| WRITTEN PROBLEM |
Every line that holds "hardware" should be shown.

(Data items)
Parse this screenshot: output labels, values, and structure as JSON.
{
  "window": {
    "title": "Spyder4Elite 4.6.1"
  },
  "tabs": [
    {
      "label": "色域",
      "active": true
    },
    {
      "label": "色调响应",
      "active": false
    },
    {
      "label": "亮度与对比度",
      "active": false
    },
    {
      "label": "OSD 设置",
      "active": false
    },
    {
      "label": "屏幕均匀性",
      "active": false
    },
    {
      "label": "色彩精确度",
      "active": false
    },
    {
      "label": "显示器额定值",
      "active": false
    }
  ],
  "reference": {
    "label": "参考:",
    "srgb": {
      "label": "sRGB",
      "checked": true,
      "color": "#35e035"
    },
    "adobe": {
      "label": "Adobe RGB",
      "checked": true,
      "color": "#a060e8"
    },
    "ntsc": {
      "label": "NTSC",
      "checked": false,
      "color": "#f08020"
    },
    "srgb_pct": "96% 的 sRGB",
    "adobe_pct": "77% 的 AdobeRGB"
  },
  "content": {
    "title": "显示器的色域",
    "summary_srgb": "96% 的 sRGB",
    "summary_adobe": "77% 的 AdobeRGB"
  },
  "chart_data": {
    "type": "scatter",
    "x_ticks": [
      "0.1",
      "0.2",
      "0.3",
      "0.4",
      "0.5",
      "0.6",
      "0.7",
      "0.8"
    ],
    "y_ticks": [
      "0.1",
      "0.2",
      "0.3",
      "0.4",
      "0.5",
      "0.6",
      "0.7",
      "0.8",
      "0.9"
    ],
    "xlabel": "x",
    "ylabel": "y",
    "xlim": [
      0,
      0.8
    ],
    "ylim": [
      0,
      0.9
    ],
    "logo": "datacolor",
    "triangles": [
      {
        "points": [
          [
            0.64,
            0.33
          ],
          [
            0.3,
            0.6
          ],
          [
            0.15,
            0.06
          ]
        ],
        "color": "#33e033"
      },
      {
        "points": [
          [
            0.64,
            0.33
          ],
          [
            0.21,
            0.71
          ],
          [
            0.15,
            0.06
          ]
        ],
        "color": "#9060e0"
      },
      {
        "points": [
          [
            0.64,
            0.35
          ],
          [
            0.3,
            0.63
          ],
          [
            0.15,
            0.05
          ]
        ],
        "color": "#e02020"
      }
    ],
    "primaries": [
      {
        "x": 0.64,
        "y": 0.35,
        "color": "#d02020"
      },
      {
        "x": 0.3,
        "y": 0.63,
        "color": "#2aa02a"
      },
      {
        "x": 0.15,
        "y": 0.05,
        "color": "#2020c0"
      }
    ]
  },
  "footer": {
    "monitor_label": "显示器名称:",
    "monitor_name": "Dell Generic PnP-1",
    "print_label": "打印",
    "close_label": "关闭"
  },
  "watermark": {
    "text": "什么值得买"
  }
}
* * *
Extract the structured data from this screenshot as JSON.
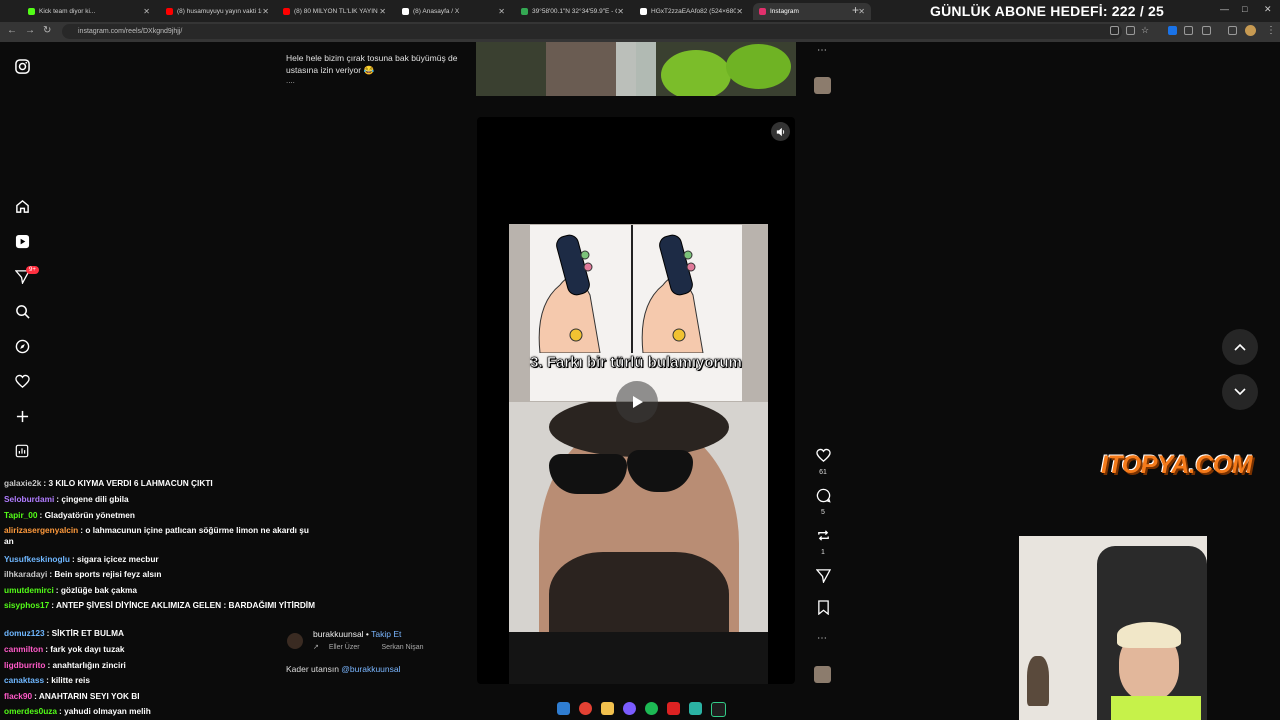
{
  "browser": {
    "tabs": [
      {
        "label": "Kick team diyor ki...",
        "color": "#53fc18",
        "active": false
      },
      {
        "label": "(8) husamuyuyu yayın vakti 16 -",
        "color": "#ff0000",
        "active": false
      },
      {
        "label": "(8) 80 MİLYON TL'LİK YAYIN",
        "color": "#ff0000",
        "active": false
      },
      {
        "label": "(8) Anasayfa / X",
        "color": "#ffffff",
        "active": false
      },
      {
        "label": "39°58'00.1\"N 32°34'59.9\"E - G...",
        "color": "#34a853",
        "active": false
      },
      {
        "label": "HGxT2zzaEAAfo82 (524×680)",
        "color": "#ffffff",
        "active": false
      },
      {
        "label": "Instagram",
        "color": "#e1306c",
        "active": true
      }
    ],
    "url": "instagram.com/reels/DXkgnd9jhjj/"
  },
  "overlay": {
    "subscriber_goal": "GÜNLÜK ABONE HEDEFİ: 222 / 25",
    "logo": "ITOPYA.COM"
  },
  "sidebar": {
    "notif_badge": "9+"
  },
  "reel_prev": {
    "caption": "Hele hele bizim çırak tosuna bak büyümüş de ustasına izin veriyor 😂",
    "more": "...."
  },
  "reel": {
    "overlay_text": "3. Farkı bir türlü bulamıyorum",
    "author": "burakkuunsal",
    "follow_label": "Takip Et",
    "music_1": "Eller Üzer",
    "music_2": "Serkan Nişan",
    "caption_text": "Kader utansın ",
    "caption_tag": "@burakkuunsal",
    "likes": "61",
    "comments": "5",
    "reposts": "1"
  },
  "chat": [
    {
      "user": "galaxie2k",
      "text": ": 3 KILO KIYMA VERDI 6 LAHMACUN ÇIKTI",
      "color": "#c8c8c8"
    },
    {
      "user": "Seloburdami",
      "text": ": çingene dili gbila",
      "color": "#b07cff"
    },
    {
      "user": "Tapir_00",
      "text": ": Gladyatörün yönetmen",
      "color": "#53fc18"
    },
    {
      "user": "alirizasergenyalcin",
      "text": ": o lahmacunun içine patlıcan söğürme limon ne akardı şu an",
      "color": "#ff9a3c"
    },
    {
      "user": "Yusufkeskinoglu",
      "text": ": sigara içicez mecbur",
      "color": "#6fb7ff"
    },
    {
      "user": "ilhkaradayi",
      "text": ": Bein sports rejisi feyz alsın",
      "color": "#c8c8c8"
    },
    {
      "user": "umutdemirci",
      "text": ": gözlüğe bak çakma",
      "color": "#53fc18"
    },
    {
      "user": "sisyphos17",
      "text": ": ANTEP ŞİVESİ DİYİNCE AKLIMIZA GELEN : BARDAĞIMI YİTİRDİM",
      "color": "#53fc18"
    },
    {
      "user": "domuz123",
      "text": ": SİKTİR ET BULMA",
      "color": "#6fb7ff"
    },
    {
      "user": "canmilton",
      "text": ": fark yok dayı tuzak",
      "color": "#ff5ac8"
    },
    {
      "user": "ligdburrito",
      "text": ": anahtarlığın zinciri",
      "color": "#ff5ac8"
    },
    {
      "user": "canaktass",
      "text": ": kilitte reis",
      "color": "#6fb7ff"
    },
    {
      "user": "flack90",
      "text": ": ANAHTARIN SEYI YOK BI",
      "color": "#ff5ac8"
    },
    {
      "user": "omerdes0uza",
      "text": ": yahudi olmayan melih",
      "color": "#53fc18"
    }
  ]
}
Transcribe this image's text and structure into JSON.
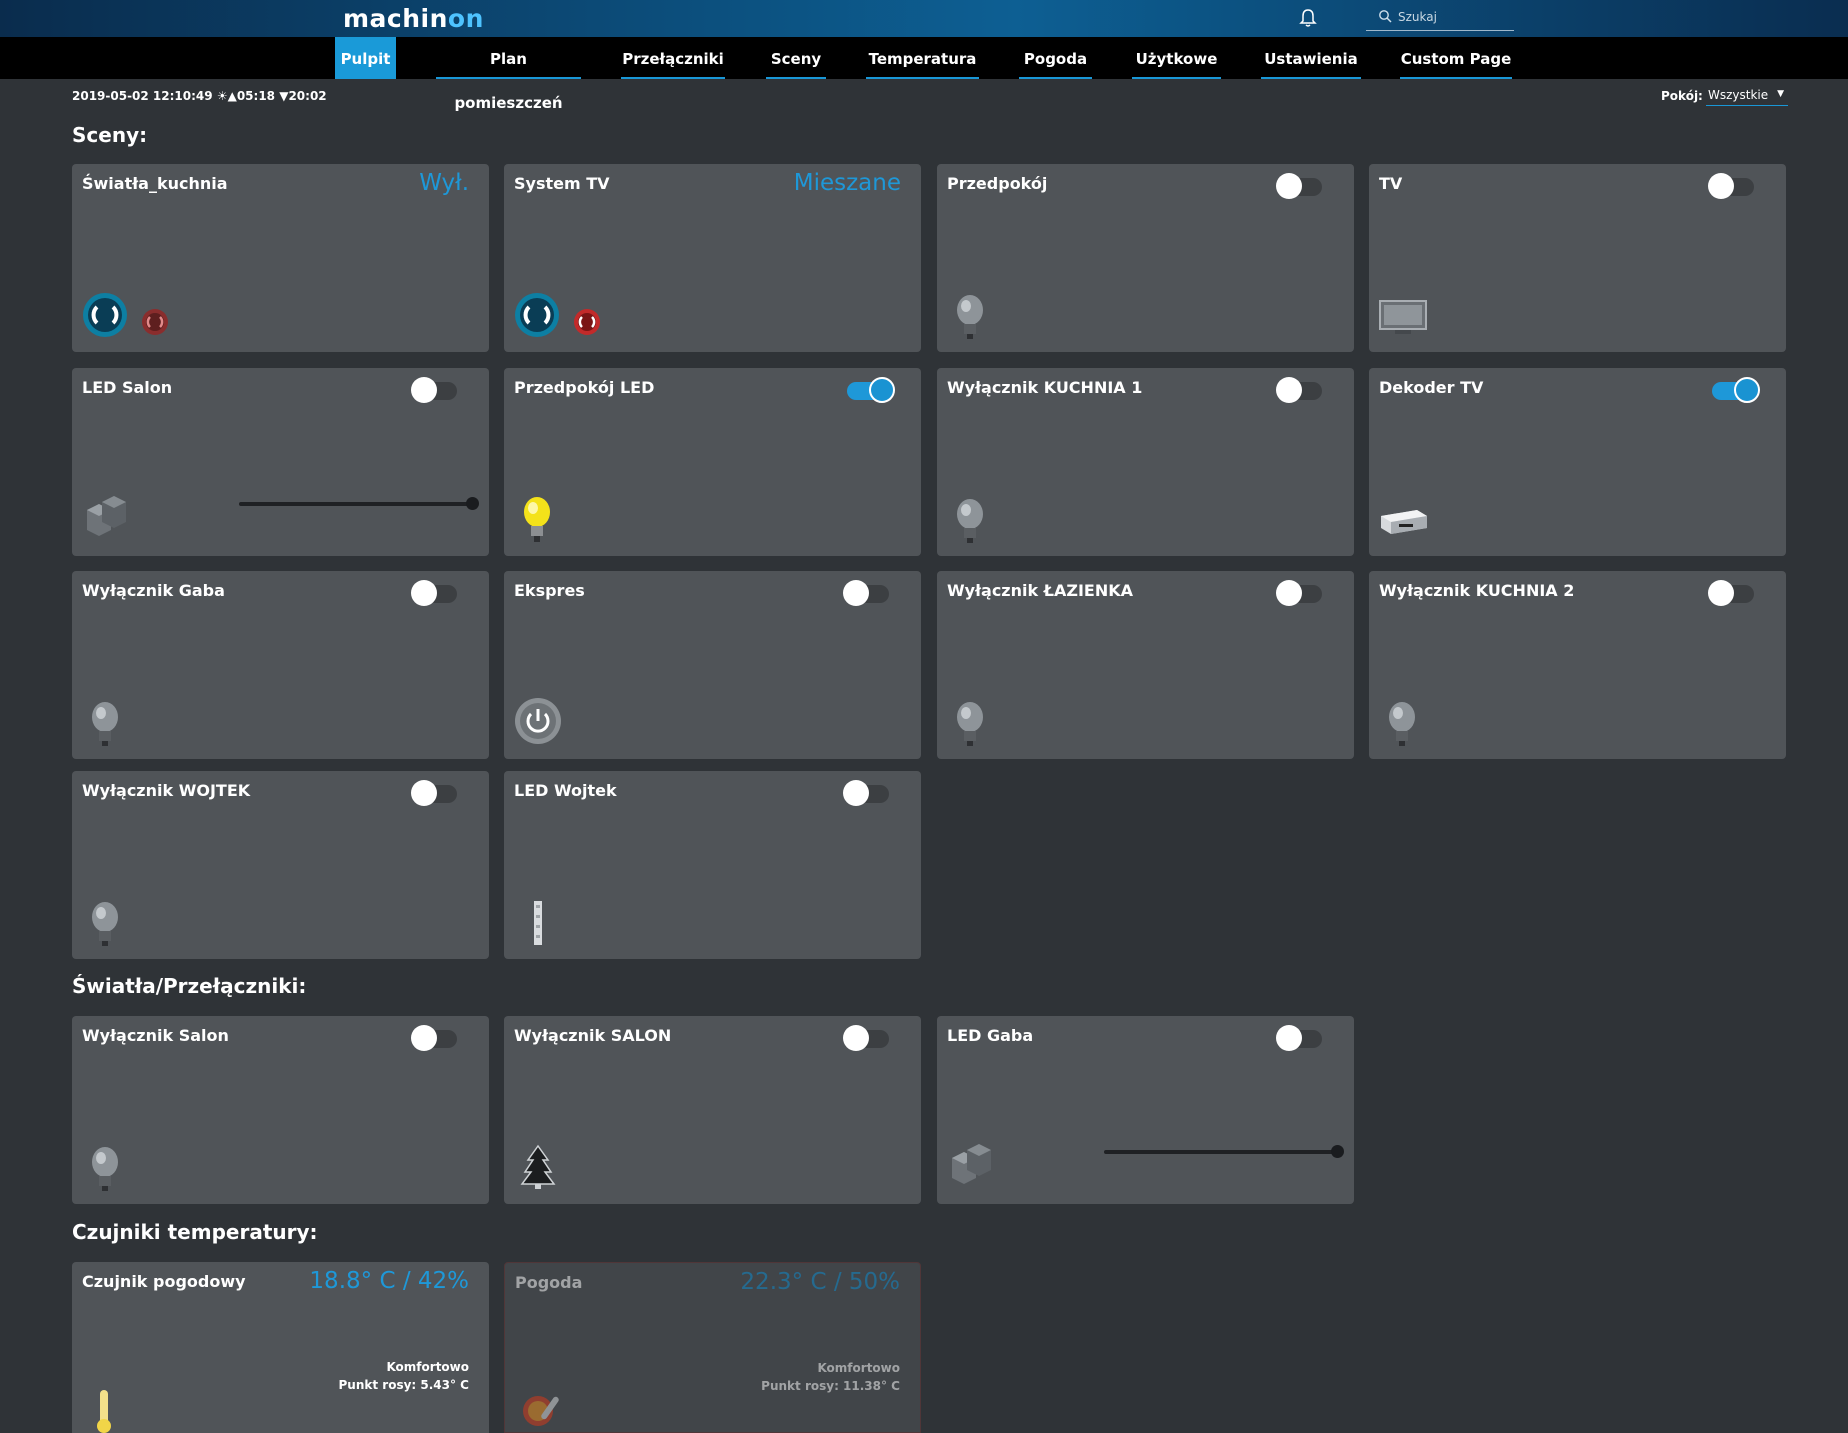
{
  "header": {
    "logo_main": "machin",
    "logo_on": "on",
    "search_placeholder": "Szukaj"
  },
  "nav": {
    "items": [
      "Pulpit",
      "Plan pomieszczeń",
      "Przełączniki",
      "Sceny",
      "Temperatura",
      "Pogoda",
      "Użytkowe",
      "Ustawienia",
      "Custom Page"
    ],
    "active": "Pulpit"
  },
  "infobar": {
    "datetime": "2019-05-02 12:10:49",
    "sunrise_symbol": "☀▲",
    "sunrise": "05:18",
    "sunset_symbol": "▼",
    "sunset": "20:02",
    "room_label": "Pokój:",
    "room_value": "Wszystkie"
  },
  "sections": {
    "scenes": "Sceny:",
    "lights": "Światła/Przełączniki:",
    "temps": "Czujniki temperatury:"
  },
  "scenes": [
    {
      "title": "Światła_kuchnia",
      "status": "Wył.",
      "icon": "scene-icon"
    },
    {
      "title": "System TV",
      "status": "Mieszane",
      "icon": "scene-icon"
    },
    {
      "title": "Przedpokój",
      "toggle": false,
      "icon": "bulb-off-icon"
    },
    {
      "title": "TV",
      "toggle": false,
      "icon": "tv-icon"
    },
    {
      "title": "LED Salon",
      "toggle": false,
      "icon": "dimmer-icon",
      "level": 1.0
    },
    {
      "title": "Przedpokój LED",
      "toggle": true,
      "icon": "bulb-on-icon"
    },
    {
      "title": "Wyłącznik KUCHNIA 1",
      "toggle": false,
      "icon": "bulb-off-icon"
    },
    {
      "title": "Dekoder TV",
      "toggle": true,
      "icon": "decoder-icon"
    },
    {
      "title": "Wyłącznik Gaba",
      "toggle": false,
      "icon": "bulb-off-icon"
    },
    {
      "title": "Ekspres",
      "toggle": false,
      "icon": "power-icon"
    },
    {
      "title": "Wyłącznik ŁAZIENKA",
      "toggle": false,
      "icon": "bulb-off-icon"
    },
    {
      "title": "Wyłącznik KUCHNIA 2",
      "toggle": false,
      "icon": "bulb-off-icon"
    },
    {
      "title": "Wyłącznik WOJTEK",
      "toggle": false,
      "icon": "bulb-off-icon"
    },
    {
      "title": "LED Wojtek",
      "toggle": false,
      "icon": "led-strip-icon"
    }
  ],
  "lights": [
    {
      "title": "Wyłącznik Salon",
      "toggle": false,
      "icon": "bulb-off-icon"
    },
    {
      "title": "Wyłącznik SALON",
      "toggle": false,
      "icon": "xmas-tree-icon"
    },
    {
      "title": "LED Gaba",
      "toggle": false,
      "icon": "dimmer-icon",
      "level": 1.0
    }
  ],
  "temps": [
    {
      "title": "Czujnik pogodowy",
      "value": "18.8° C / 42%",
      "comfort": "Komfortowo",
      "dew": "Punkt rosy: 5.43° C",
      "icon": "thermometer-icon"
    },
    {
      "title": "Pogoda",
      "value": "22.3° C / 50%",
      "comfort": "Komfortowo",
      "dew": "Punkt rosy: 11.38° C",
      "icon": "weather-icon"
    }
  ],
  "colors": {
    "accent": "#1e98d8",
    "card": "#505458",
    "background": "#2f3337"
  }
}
...
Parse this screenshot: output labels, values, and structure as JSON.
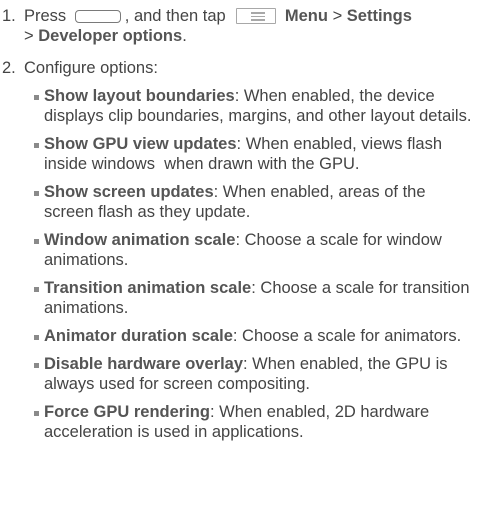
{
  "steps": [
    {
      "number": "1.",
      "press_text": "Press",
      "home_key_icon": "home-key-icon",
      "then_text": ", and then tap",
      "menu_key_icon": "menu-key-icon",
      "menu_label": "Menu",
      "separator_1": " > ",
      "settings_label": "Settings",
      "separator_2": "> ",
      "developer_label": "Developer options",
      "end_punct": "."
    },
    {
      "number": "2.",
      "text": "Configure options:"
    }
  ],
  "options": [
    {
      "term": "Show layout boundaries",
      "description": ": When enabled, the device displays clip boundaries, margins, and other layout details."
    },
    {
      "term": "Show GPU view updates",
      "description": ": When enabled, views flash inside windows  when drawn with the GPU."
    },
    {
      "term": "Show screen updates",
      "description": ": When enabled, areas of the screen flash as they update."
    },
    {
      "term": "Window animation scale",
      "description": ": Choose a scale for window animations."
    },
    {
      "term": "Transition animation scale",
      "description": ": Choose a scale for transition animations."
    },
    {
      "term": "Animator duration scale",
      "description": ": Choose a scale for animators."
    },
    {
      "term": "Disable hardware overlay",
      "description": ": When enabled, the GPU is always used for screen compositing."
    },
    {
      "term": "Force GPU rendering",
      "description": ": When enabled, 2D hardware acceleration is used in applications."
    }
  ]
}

| PROBLEM SOLUTION |
      "term": "Disable hardware overlay",
      "description": ": When enabled, 2D hardware acceleration is used in applications."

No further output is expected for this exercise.